EXERCISE MATERIALS:
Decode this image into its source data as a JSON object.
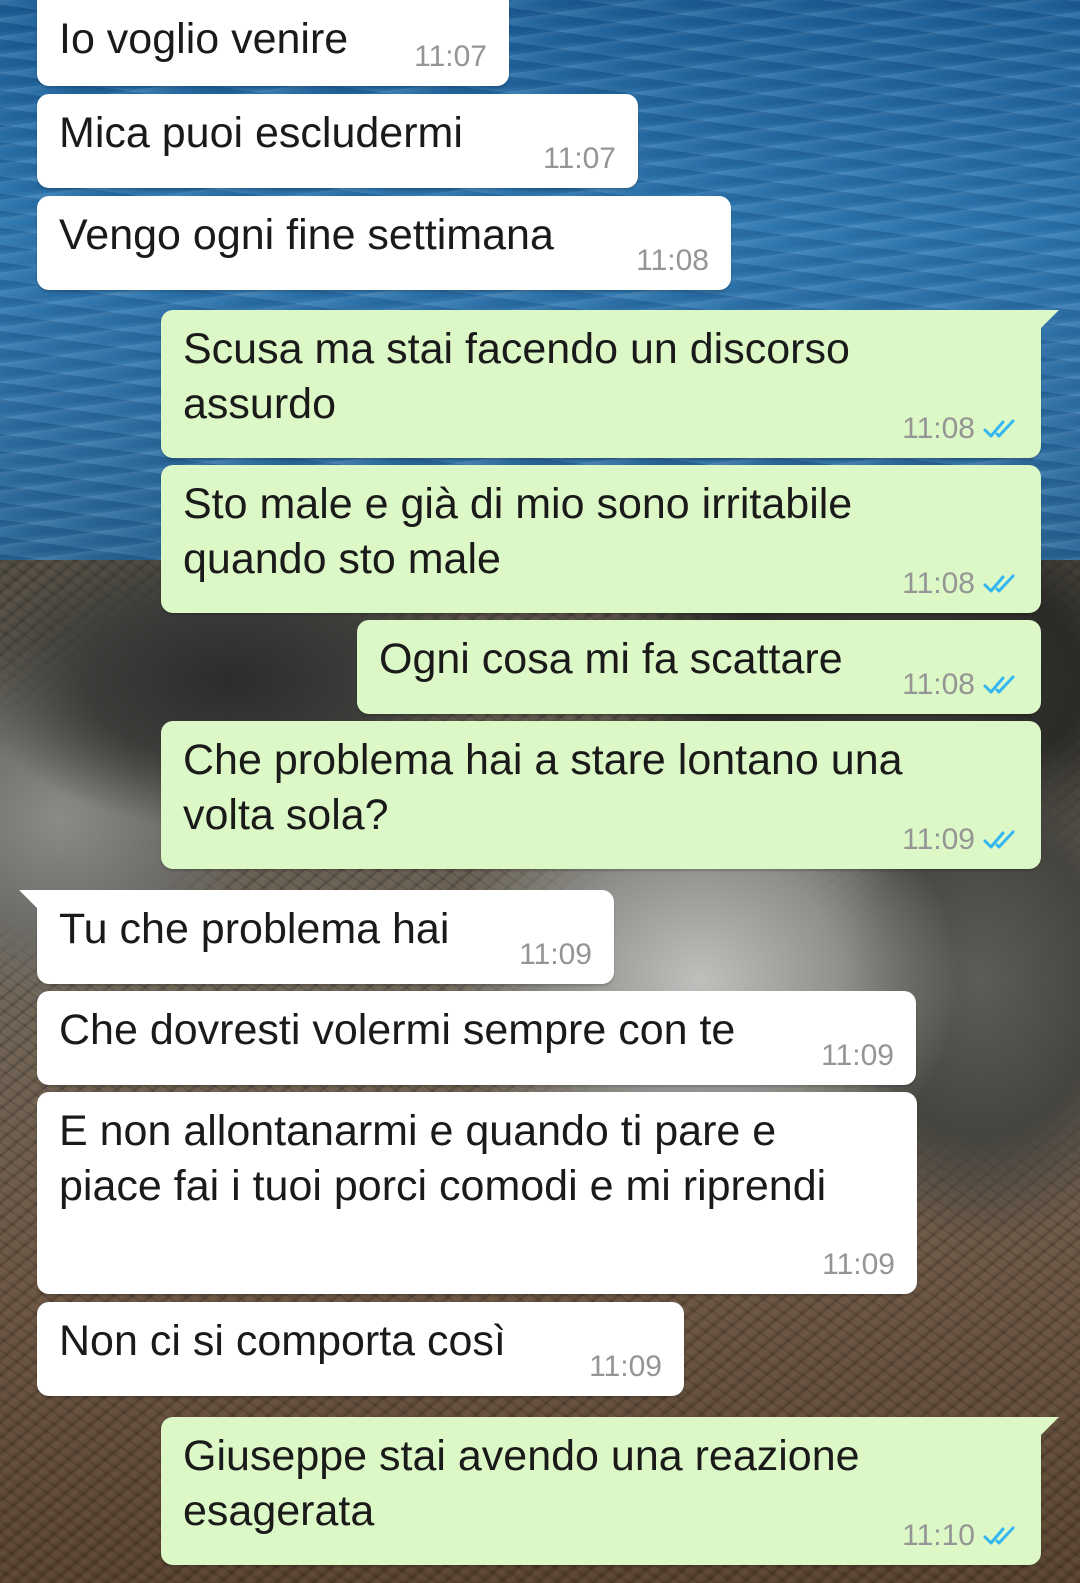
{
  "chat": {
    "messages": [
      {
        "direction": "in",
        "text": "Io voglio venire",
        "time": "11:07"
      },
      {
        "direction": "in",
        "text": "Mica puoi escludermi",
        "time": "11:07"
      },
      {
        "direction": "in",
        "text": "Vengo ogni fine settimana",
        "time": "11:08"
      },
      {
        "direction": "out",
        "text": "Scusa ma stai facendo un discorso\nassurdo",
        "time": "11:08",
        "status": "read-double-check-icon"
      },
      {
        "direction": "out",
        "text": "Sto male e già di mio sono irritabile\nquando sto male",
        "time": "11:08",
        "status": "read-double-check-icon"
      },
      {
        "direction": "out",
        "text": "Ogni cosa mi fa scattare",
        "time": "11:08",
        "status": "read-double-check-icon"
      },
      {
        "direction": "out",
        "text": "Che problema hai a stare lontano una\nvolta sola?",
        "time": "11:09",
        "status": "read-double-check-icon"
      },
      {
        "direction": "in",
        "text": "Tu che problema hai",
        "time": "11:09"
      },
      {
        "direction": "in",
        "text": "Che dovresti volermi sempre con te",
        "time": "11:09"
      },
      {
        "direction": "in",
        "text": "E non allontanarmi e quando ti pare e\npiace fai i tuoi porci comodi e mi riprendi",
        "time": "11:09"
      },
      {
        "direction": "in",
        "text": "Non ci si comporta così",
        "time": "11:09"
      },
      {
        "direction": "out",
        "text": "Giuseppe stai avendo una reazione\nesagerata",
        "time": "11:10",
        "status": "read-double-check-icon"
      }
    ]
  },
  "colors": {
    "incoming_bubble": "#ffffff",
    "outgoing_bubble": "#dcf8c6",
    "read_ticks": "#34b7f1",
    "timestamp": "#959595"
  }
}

EXERCISE TASK:
Retype the whole listing exactly and leave the pictures out.

SOLUTION:
Decode this image into its source data as a JSON object.
{
  "chat": {
    "messages": [
      {
        "direction": "in",
        "text": "Io voglio venire",
        "time": "11:07"
      },
      {
        "direction": "in",
        "text": "Mica puoi escludermi",
        "time": "11:07"
      },
      {
        "direction": "in",
        "text": "Vengo ogni fine settimana",
        "time": "11:08"
      },
      {
        "direction": "out",
        "text": "Scusa ma stai facendo un discorso\nassurdo",
        "time": "11:08",
        "status": "read-double-check-icon"
      },
      {
        "direction": "out",
        "text": "Sto male e già di mio sono irritabile\nquando sto male",
        "time": "11:08",
        "status": "read-double-check-icon"
      },
      {
        "direction": "out",
        "text": "Ogni cosa mi fa scattare",
        "time": "11:08",
        "status": "read-double-check-icon"
      },
      {
        "direction": "out",
        "text": "Che problema hai a stare lontano una\nvolta sola?",
        "time": "11:09",
        "status": "read-double-check-icon"
      },
      {
        "direction": "in",
        "text": "Tu che problema hai",
        "time": "11:09"
      },
      {
        "direction": "in",
        "text": "Che dovresti volermi sempre con te",
        "time": "11:09"
      },
      {
        "direction": "in",
        "text": "E non allontanarmi e quando ti pare e\npiace fai i tuoi porci comodi e mi riprendi",
        "time": "11:09"
      },
      {
        "direction": "in",
        "text": "Non ci si comporta così",
        "time": "11:09"
      },
      {
        "direction": "out",
        "text": "Giuseppe stai avendo una reazione\nesagerata",
        "time": "11:10",
        "status": "read-double-check-icon"
      }
    ]
  },
  "colors": {
    "incoming_bubble": "#ffffff",
    "outgoing_bubble": "#dcf8c6",
    "read_ticks": "#34b7f1",
    "timestamp": "#959595"
  }
}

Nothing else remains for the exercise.